- _WRITTEN REQUEST_
Without the pictures, repeat the listing character for character.

--- BEGIN ---

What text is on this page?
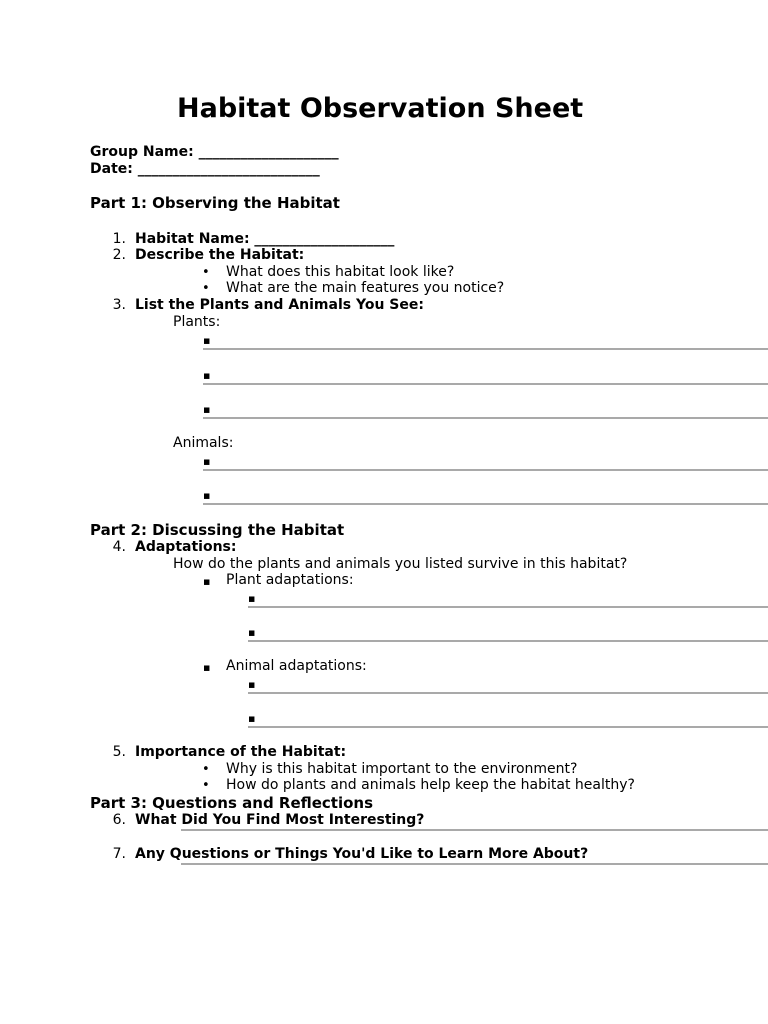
Habitat Observation Sheet
Group Name: ____________________
Date: __________________________
Part 1: Observing the Habitat
1. Habitat Name: ____________________
2. Describe the Habitat:
• What does this habitat look like?
• What are the main features you notice?
3. List the Plants and Animals You See:
Plants:
▪
▪
▪
Animals:
▪
▪
Part 2: Discussing the Habitat
4. Adaptations:
How do the plants and animals you listed survive in this habitat?
▪ Plant adaptations:
▪
▪
▪ Animal adaptations:
▪
▪
5. Importance of the Habitat:
• Why is this habitat important to the environment?
• How do plants and animals help keep the habitat healthy?
Part 3: Questions and Reflections
6. What Did You Find Most Interesting?
7. Any Questions or Things You'd Like to Learn More About?
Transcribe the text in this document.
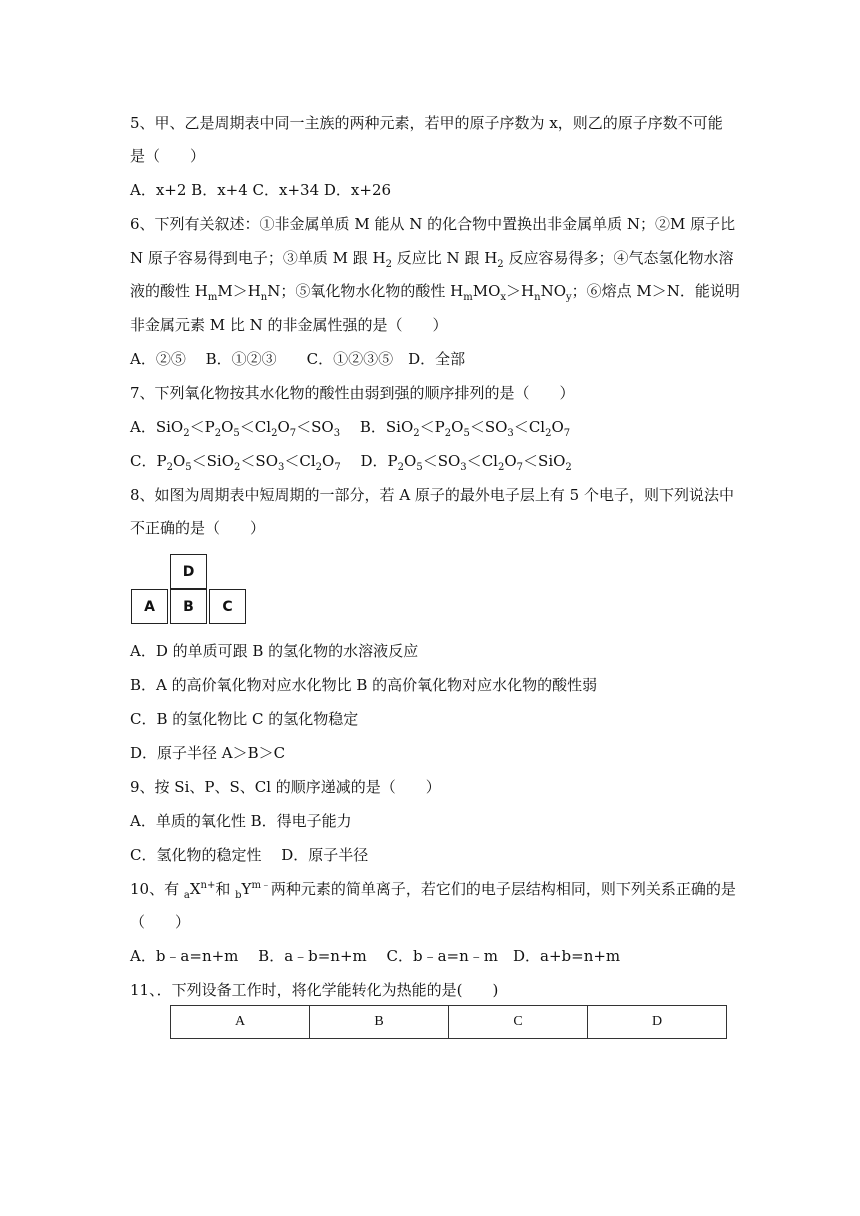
5、甲、乙是周期表中同一主族的两种元素，若甲的原子序数为 x，则乙的原子序数不可能
是（　　）
A．x+2 B．x+4 C．x+34 D．x+26
6、下列有关叙述：①非金属单质 M 能从 N 的化合物中置换出非金属单质 N；②M 原子比
N 原子容易得到电子；③单质 M 跟 $H_2$ 反应比 N 跟 $H_2$ 反应容易得多；④气态氢化物水溶
液的酸性 $H_mM>H_nN$；⑤氧化物水化物的酸性 $H_mMO_x>H_nNO_y$；⑥熔点 M＞N．能说明
非金属元素 M 比 N 的非金属性强的是（　　）
A．②⑤　 B．①②③　　C．①②③⑤　D．全部
7、下列氧化物按其水化物的酸性由弱到强的顺序排列的是（　　）
A．$SiO_2<P_2O_5<Cl_2O_7<SO_3$　 B．$SiO_2<P_2O_5<SO_3<Cl_2O_7$
C．$P_2O_5<SiO_2<SO_3<Cl_2O_7$　 D．$P_2O_5<SO_3<Cl_2O_7<SiO_2$
8、如图为周期表中短周期的一部分，若 A 原子的最外电子层上有 5 个电子，则下列说法中
不正确的是（　　）
D
A	B	C
A．D 的单质可跟 B 的氢化物的水溶液反应
B．A 的高价氧化物对应水化物比 B 的高价氧化物对应水化物的酸性弱
C．B 的氢化物比 C 的氢化物稳定
D．原子半径 A＞B＞C
9、按 Si、P、S、Cl 的顺序递减的是（　　）
A．单质的氧化性 B．得电子能力
C．氢化物的稳定性　 D．原子半径
10、有 $_aX^{n+}$和 $_bY^{m﹣}$两种元素的简单离子，若它们的电子层结构相同，则下列关系正确的是
（　　）
A．b﹣a=n+m　 B．a﹣b=n+m　 C．b﹣a=n﹣m　D．a+b=n+m
11、．下列设备工作时，将化学能转化为热能的是(　　)
A	B	C	D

--- END ---

- _COMPLETE OUTPUT_
What text is on this page?
Habitat Observation Sheet
Group Name: ____________________
Date: __________________________
Part 1: Observing the Habitat
1. Habitat Name: ____________________
2. Describe the Habitat:
• What does this habitat look like?
• What are the main features you notice?
3. List the Plants and Animals You See:
Plants:
▪
▪
▪
Animals:
▪
▪
Part 2: Discussing the Habitat
4. Adaptations:
How do the plants and animals you listed survive in this habitat?
▪ Plant adaptations:
▪
▪
▪ Animal adaptations:
▪
▪
5. Importance of the Habitat:
• Why is this habitat important to the environment?
• How do plants and animals help keep the habitat healthy?
Part 3: Questions and Reflections
6. What Did You Find Most Interesting?
7. Any Questions or Things You'd Like to Learn More About?
Transcribe the text in this document.
5、甲、乙是周期表中同一主族的两种元素，若甲的原子序数为 x，则乙的原子序数不可能
是（　　）
A．x+2 B．x+4 C．x+34 D．x+26
6、下列有关叙述：①非金属单质 M 能从 N 的化合物中置换出非金属单质 N；②M 原子比
N 原子容易得到电子；③单质 M 跟 $H_2$ 反应比 N 跟 $H_2$ 反应容易得多；④气态氢化物水溶
液的酸性 $H_mM>H_nN$；⑤氧化物水化物的酸性 $H_mMO_x>H_nNO_y$；⑥熔点 M＞N．能说明
非金属元素 M 比 N 的非金属性强的是（　　）
A．②⑤　 B．①②③　　C．①②③⑤　D．全部
7、下列氧化物按其水化物的酸性由弱到强的顺序排列的是（　　）
A．$SiO_2<P_2O_5<Cl_2O_7<SO_3$　 B．$SiO_2<P_2O_5<SO_3<Cl_2O_7$
C．$P_2O_5<SiO_2<SO_3<Cl_2O_7$　 D．$P_2O_5<SO_3<Cl_2O_7<SiO_2$
8、如图为周期表中短周期的一部分，若 A 原子的最外电子层上有 5 个电子，则下列说法中
不正确的是（　　）
D
A	B	C
A．D 的单质可跟 B 的氢化物的水溶液反应
B．A 的高价氧化物对应水化物比 B 的高价氧化物对应水化物的酸性弱
C．B 的氢化物比 C 的氢化物稳定
D．原子半径 A＞B＞C
9、按 Si、P、S、Cl 的顺序递减的是（　　）
A．单质的氧化性 B．得电子能力
C．氢化物的稳定性　 D．原子半径
10、有 $_aX^{n+}$和 $_bY^{m﹣}$两种元素的简单离子，若它们的电子层结构相同，则下列关系正确的是
（　　）
A．b﹣a=n+m　 B．a﹣b=n+m　 C．b﹣a=n﹣m　D．a+b=n+m
11、．下列设备工作时，将化学能转化为热能的是(　　)
A	B	C	D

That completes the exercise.